Recorded data
+ + + + +

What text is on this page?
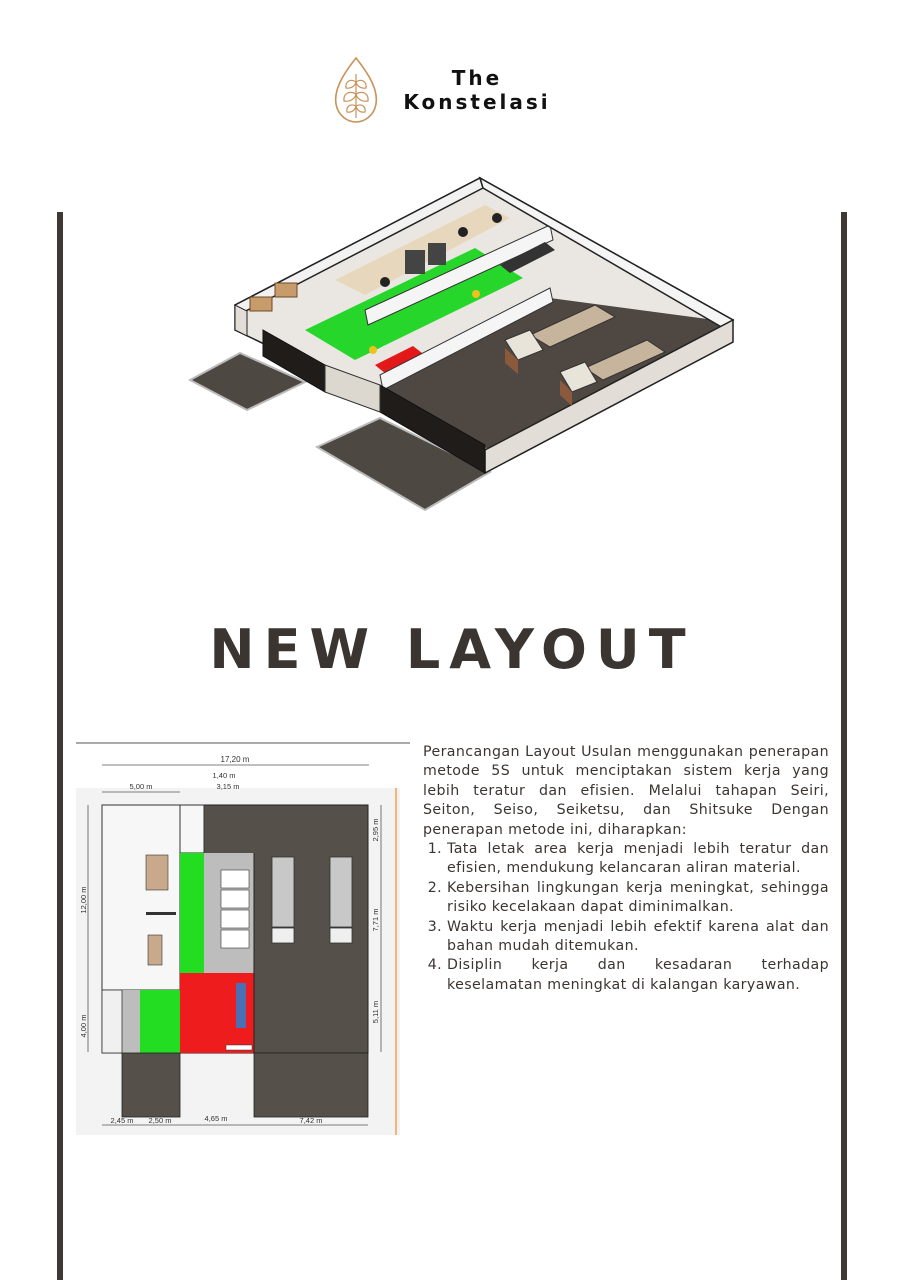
The
Konstelasi
NEW LAYOUT
17,20 m
5,00 m
1,40 m
3,15 m
12,00 m
4,00 m
2,95 m
7,71 m
5,11 m
2,45 m 2,50 m	4,65 m	7,42 m

Perancangan Layout Usulan menggunakan penerapan metode 5S untuk menciptakan sistem kerja yang lebih teratur dan efisien. Melalui tahapan Seiri, Seiton, Seiso, Seiketsu, dan Shitsuke Dengan penerapan metode ini, diharapkan:

1. Tata letak area kerja menjadi lebih teratur dan efisien, mendukung kelancaran aliran material.
2. Kebersihan lingkungan kerja meningkat, sehingga risiko kecelakaan dapat diminimalkan.
3. Waktu kerja menjadi lebih efektif karena alat dan bahan mudah ditemukan.
4. Disiplin kerja dan kesadaran terhadap keselamatan meningkat di kalangan karyawan.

+ + + + +

Work to be completed | Copy all the entries word for word. Omit any pictures.

Exercise output |
What text is on this page?
The
Konstelasi
NEW LAYOUT
17,20 m
5,00 m
1,40 m
3,15 m
12,00 m
4,00 m
2,95 m
7,71 m
5,11 m
2,45 m 2,50 m	4,65 m	7,42 m

Perancangan Layout Usulan menggunakan penerapan metode 5S untuk menciptakan sistem kerja yang lebih teratur dan efisien. Melalui tahapan Seiri, Seiton, Seiso, Seiketsu, dan Shitsuke Dengan penerapan metode ini, diharapkan:

1. Tata letak area kerja menjadi lebih teratur dan efisien, mendukung kelancaran aliran material.
2. Kebersihan lingkungan kerja meningkat, sehingga risiko kecelakaan dapat diminimalkan.
3. Waktu kerja menjadi lebih efektif karena alat dan bahan mudah ditemukan.
4. Disiplin kerja dan kesadaran terhadap keselamatan meningkat di kalangan karyawan.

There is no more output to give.